### Given task 1
Update the Monadnock Building text, replacing "purple-brown" with "reddish-brown". Begin at the words "The exterior is" and stop after "of impenetrable strength.".

### Text section
+ + + + + + +

The Dual Identity of the Monadnock Block
The Monadnock Building is not a monolithic entity but a composite of two structural eras. The northern section, designed by the firm of Burnham & Root, is the quintessential expression of mass and gravity. The southern section, added just two years later by Holabird & Roche, embraces the lightness and verticality made possible by the steel skeleton. This transition is not merely technical; it is a visual narrative that can be traced in the textures of the brickwork, the depth of the window reveals, and the ornamentation of the facades.
The building occupies a narrow, 400-foot-long strip of land along the Printing House Row Historic District. Its slender profile makes it one of the most striking subjects for architectural photography in the city, especially when viewed from the north on Jackson Boulevard or from the northeast, where its massive, unadorned form commands the intersection.
The North Half: The Zenith of Load-Bearing Masonry
The northern portion of the Monadnock Building is world-renowned as the tallest commercial structure ever built with load-bearing masonry walls. At 16 stories and 215 feet high, it pushed the physical limits of what brick and mortar could achieve.
The Aesthetics of Mass and Form
The visual impact of the North half lies in its stark simplicity. John Wellborn Root, the primary designer, was urged by the developers—the Brooks brothers of Boston—to eschew all unnecessary ornament. The result was a building that relied entirely on its massive form and the subtle manipulation of its surfaces for aesthetic power.
The exterior is clad in a distinctive purple-brown brick, a color that shifts from a deep chocolate to a bruised violet depending on the quality of light. To achieve the building's signature curves, the architects used specially cast bricks that allowed the corners to transition smoothly without the need for sharp angles. This creates a "skin-like" quality that seems to stretch over the building's skeleton, emphasizing its organic unity.
The Six-Foot Base and the Egyptoid Curve
One of the most remarkable visual features of the North half is the thickness of its walls at the base. Because the walls must support the immense weight of 16 stories of masonry, they are six feet thick at the ground level. This thickness creates deep, shadowed portals for the doors and windows, giving the base a sense of impenetrable strength.

+ + + + + + +

### Supplied material

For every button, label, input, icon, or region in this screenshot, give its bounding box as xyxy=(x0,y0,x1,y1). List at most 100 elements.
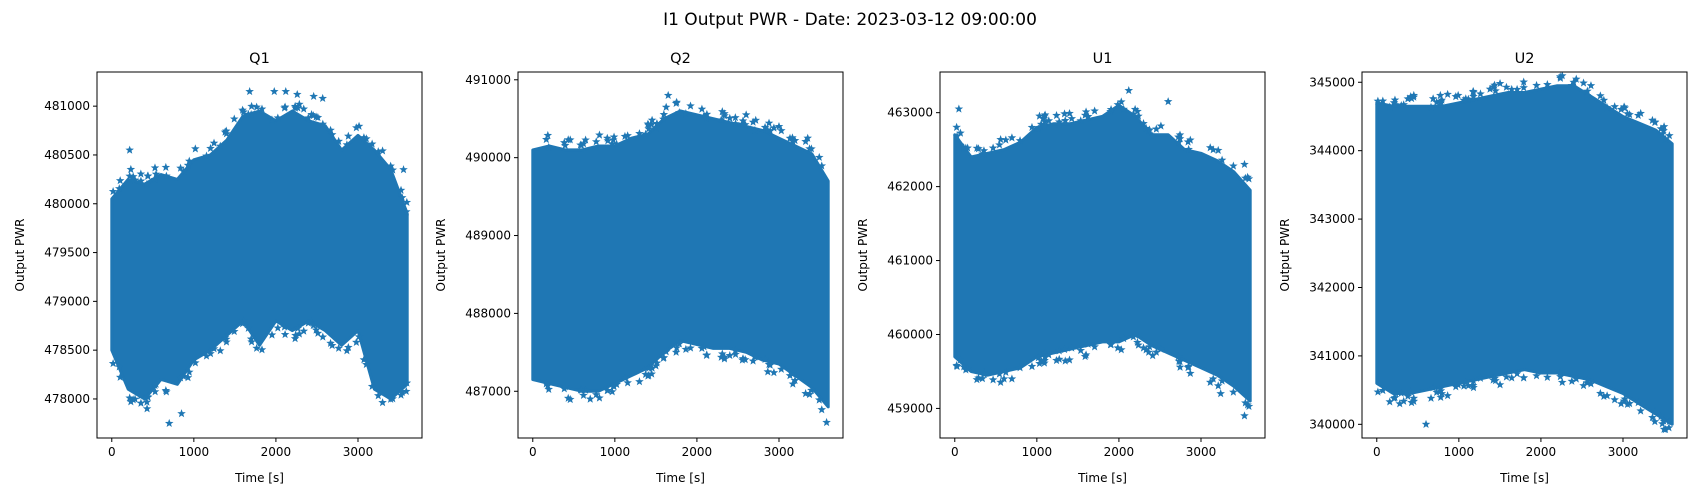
data-point xyxy=(643,371,653,380)
data-point xyxy=(397,193,407,202)
data-point xyxy=(367,381,377,390)
data-point xyxy=(238,319,247,328)
panel-title: Q1 xyxy=(249,51,270,67)
y-tick-label: 462000 xyxy=(887,180,933,194)
data-point xyxy=(1060,109,1069,118)
data-point xyxy=(1421,419,1431,428)
data-point xyxy=(750,125,760,134)
data-point xyxy=(142,179,152,188)
data-point xyxy=(1156,344,1166,353)
data-point xyxy=(206,143,215,153)
panel-title: U2 xyxy=(1515,51,1535,67)
data-point xyxy=(354,121,364,130)
data-point xyxy=(1156,121,1166,130)
data-band xyxy=(110,109,409,401)
data-point xyxy=(125,145,134,154)
data-point xyxy=(1432,387,1441,396)
data-point xyxy=(1373,387,1383,396)
y-tick-label: 342000 xyxy=(1309,280,1355,294)
data-point xyxy=(1044,350,1054,359)
data-point xyxy=(1409,393,1419,402)
y-tick-label: 487000 xyxy=(465,384,511,398)
data-point xyxy=(1665,416,1674,426)
data-point xyxy=(1543,80,1552,89)
data-point xyxy=(1571,374,1581,383)
data-point xyxy=(1081,350,1091,359)
x-tick-label: 2000 xyxy=(1104,445,1135,459)
data-point xyxy=(1205,143,1215,152)
data-point xyxy=(150,387,160,396)
data-point xyxy=(764,118,774,127)
data-point xyxy=(978,374,987,383)
data-point xyxy=(309,320,318,330)
data-point xyxy=(309,111,318,120)
y-tick-label: 460000 xyxy=(887,327,933,341)
data-point xyxy=(1208,374,1218,383)
data-point xyxy=(295,329,304,338)
data-point xyxy=(402,197,412,206)
data-point xyxy=(1582,378,1592,387)
data-point xyxy=(1395,399,1405,408)
data-point xyxy=(751,352,761,361)
x-tick-label: 0 xyxy=(1373,445,1381,459)
data-point xyxy=(280,322,289,331)
data-point xyxy=(952,131,962,140)
data-point xyxy=(1664,423,1674,432)
data-point xyxy=(581,135,590,144)
x-tick-label: 3000 xyxy=(343,445,374,459)
data-point xyxy=(1602,103,1612,112)
data-point xyxy=(1067,114,1077,123)
data-point xyxy=(702,350,711,359)
data-point xyxy=(1659,122,1669,131)
data-point xyxy=(731,345,740,355)
data-point xyxy=(544,384,554,393)
data-point xyxy=(581,385,590,394)
data-point xyxy=(1596,91,1605,100)
data-point xyxy=(304,318,313,327)
data-point xyxy=(659,109,669,119)
data-point xyxy=(1130,330,1140,339)
data-point xyxy=(367,139,377,148)
data-point xyxy=(1451,92,1461,101)
data-point xyxy=(560,138,569,147)
data-point xyxy=(805,389,814,399)
data-point xyxy=(612,139,621,148)
data-point xyxy=(244,109,253,118)
data-point xyxy=(1054,354,1064,363)
data-point xyxy=(1399,396,1408,405)
data-point xyxy=(591,137,601,146)
data-point xyxy=(1133,106,1142,116)
data-point xyxy=(1665,131,1674,140)
data-point xyxy=(307,110,316,119)
data-point xyxy=(183,373,193,382)
data-point xyxy=(1117,97,1126,106)
data-point xyxy=(1117,345,1126,354)
data-point xyxy=(716,115,726,124)
data-point xyxy=(1378,385,1388,395)
data-point xyxy=(115,184,124,193)
data-point xyxy=(307,317,316,326)
data-point xyxy=(1148,131,1157,140)
data-point xyxy=(1113,343,1123,352)
data-point xyxy=(1229,161,1238,170)
data-point xyxy=(1184,361,1193,371)
data-point xyxy=(980,149,989,158)
data-point xyxy=(652,119,662,128)
data-point xyxy=(1152,124,1161,133)
data-point xyxy=(643,119,653,128)
y-tick-label: 478000 xyxy=(44,392,90,406)
data-point xyxy=(1040,122,1049,131)
data-point xyxy=(647,363,657,372)
data-point xyxy=(763,125,773,135)
y-axis-label: Output PWR xyxy=(13,219,27,292)
data-point xyxy=(1040,358,1049,367)
data-point xyxy=(822,417,831,427)
data-point xyxy=(1409,92,1419,101)
data-point xyxy=(401,386,411,395)
y-tick-label: 479000 xyxy=(44,294,90,308)
panel-title: Q2 xyxy=(670,51,691,67)
data-point xyxy=(1461,94,1471,103)
data-point xyxy=(663,90,673,99)
data-point xyxy=(1599,391,1609,400)
data-point xyxy=(741,110,751,119)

+ + + + + + +

### Given task 2
Recast part of the Block 1 rows as a Markdown table with columns "No." and "Entry". Begin at the line that has "data-point xyxy=(643,371,653,380)" and stop after the line that has "panel-title: U2 xyxy=(1515,51,1535,67)". Number each line and leave out blank lines.

### Correct response 1
The exterior is clad in a distinctive reddish-brown brick, a color that shifts from a deep chocolate to a bruised violet depending on the quality of light. To achieve the building's signature curves, the architects used specially cast bricks that allowed the corners to transition smoothly without the need for sharp angles. This creates a "skin-like" quality that seems to stretch over the building's skeleton, emphasizing its organic unity.
The Six-Foot Base and the Egyptoid Curve
One of the most remarkable visual features of the North half is the thickness of its walls at the base. Because the walls must support the immense weight of 16 stories of masonry, they are six feet thick at the ground level. This thickness creates deep, shadowed portals for the doors and windows, giving the base a sense of impenetrable strength.

### Correct response 2
| No. | Entry |
|---|---|
| 1 | data-point xyxy=(643,371,653,380) |
| 2 | data-point xyxy=(397,193,407,202) |
| 3 | data-point xyxy=(367,381,377,390) |
| 4 | data-point xyxy=(238,319,247,328) |
| 5 | panel-title: Q1 xyxy=(249,51,270,67) |
| 6 | y-tick-label: 462000 xyxy=(887,180,933,194) |
| 7 | data-point xyxy=(1060,109,1069,118) |
| 8 | data-point xyxy=(1421,419,1431,428) |
| 9 | data-point xyxy=(750,125,760,134) |
| 10 | data-point xyxy=(142,179,152,188) |
| 11 | data-point xyxy=(1156,344,1166,353) |
| 12 | data-point xyxy=(206,143,215,153) |
| 13 | panel-title: U2 xyxy=(1515,51,1535,67) |